→ RAW RECORDS
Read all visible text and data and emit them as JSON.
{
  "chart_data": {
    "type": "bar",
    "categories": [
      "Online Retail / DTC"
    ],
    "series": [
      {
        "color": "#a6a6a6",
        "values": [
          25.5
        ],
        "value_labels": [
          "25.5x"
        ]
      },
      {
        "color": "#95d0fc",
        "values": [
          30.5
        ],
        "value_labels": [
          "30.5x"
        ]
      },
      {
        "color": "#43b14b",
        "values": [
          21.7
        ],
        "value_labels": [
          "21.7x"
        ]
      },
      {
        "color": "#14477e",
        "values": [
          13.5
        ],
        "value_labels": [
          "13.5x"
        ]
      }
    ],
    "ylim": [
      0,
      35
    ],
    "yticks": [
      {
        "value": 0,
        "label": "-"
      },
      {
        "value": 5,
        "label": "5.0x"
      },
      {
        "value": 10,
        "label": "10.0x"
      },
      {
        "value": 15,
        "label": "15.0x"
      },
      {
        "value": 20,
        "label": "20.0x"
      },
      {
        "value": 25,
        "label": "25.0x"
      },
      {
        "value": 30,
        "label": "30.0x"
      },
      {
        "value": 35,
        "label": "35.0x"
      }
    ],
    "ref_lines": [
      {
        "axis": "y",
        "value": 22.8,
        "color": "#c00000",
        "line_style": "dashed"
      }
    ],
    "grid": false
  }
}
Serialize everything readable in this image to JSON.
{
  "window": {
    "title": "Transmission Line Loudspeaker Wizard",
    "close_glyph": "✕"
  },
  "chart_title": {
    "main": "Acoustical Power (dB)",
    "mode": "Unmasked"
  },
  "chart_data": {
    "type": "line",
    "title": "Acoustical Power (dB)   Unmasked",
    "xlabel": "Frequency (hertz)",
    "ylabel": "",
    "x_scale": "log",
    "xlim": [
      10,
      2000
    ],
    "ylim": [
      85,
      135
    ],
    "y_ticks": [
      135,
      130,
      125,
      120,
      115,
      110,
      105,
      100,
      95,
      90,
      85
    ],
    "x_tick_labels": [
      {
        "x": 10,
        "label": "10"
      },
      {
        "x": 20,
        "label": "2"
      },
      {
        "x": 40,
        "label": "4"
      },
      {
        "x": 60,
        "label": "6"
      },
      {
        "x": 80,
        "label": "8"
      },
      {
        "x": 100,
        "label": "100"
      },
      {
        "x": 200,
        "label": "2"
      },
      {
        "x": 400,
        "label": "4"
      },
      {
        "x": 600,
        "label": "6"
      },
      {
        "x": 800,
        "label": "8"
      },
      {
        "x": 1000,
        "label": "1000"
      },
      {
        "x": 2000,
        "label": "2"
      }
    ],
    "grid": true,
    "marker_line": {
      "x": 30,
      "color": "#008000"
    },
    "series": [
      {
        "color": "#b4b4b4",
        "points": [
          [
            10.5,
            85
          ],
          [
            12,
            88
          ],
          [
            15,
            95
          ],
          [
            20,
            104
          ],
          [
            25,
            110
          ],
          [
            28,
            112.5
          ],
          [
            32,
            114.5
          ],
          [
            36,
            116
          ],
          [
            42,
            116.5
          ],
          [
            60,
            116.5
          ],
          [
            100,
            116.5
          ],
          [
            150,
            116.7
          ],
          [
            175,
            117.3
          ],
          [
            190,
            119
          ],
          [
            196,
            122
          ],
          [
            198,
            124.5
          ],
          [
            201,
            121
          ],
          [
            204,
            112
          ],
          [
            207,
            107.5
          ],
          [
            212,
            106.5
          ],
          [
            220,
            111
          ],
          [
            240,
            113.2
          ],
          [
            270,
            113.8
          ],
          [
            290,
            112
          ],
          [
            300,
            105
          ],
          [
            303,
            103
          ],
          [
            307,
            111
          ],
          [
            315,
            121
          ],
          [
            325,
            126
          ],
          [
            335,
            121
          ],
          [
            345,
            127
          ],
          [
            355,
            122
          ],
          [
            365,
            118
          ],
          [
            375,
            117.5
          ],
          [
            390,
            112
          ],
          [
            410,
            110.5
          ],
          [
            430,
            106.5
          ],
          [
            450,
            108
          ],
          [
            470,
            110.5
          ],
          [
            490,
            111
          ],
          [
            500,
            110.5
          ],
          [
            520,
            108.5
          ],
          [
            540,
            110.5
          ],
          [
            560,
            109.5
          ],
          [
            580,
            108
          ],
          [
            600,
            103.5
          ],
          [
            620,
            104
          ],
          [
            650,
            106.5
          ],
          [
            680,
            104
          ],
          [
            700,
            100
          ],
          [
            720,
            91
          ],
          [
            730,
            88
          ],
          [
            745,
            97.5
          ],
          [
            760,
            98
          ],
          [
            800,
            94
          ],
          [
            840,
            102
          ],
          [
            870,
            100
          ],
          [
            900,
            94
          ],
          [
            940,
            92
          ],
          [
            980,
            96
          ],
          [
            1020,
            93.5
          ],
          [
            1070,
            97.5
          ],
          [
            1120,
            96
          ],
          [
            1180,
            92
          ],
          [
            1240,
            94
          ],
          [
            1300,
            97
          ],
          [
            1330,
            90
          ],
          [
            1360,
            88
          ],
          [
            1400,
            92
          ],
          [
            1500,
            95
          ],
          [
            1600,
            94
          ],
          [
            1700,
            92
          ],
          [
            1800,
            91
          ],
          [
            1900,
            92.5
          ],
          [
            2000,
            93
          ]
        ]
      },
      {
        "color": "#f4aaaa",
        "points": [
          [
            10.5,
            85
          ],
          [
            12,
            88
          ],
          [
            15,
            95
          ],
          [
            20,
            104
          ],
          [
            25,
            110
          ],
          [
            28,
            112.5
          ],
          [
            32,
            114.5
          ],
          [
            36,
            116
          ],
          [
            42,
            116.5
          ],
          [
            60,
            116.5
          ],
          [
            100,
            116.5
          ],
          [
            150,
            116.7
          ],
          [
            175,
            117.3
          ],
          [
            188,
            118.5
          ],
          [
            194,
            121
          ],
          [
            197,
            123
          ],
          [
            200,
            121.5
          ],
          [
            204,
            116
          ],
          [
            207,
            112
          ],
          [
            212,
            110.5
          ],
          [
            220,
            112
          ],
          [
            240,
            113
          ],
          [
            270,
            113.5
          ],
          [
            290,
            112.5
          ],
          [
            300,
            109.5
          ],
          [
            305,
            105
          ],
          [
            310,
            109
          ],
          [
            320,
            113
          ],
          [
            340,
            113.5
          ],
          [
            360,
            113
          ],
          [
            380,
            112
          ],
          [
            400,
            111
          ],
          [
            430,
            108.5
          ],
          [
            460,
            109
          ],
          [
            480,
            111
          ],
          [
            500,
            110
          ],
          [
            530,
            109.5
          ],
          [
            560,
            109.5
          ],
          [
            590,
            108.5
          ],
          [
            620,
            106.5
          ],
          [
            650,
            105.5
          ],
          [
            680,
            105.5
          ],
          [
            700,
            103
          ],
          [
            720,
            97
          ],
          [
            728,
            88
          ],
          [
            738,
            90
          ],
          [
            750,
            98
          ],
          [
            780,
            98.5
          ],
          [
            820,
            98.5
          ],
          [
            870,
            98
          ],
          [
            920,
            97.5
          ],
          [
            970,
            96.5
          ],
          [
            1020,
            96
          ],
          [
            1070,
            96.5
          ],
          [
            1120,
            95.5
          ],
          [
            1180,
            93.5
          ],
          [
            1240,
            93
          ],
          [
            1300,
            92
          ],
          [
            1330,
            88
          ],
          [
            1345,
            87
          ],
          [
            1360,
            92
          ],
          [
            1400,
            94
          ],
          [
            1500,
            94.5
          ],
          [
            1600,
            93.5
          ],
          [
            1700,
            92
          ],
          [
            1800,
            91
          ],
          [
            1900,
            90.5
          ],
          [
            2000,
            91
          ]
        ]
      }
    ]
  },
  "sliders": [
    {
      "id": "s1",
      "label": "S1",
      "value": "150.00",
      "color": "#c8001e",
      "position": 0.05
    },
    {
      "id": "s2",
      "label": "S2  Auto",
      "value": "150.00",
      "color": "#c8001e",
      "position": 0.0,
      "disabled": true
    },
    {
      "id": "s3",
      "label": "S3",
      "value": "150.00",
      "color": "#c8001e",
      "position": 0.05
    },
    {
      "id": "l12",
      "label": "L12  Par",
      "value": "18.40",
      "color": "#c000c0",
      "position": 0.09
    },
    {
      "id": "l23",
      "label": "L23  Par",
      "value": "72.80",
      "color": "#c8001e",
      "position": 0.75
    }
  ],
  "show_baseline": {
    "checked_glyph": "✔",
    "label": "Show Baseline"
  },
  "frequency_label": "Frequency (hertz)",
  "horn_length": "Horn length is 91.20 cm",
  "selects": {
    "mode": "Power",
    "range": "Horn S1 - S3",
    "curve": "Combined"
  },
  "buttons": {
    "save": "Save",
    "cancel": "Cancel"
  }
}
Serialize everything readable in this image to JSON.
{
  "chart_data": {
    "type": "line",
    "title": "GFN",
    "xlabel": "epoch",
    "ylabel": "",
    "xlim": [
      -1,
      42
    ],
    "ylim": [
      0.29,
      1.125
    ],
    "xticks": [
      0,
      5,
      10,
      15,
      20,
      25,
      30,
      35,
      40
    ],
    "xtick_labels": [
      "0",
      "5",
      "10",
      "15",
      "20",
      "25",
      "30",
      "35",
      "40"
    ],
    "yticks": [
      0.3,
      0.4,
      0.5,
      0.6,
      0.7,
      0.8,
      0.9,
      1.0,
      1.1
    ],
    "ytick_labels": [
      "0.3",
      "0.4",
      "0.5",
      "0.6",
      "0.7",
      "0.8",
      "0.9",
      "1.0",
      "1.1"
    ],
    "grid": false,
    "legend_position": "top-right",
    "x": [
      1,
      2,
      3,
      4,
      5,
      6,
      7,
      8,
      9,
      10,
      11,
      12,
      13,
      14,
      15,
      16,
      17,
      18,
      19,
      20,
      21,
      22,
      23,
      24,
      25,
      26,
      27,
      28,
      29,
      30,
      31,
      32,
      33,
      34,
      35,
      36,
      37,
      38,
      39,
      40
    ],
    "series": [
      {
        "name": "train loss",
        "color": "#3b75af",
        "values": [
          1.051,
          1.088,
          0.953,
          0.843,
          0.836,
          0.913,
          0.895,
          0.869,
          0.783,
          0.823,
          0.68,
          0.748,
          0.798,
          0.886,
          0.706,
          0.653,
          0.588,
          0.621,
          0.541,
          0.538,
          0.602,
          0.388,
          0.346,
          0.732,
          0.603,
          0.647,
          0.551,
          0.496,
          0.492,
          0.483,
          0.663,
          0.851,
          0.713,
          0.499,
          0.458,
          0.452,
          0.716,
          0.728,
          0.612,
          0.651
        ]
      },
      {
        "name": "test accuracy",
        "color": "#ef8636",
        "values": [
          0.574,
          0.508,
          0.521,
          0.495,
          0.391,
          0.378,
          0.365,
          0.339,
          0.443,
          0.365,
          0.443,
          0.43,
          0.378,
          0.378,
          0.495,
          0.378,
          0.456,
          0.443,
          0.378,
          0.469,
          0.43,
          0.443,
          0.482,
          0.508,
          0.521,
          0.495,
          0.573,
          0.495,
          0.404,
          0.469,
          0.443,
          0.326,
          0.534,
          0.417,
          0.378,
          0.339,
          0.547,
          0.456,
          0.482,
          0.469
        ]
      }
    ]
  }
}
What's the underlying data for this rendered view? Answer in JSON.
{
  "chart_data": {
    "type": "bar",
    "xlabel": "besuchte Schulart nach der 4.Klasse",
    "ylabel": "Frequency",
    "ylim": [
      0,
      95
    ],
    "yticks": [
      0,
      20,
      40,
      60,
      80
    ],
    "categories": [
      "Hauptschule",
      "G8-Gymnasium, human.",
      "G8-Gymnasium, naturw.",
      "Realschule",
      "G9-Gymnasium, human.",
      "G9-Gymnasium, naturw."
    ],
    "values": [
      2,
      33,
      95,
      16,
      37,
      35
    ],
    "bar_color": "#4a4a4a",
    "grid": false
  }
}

→ STATED PROBLEM
Find each line with the string "Acoustical" and copy it out.

→ FINISHED TASK
    "main": "Acoustical Power (dB)",
    "title": "Acoustical Power (dB)   Unmasked",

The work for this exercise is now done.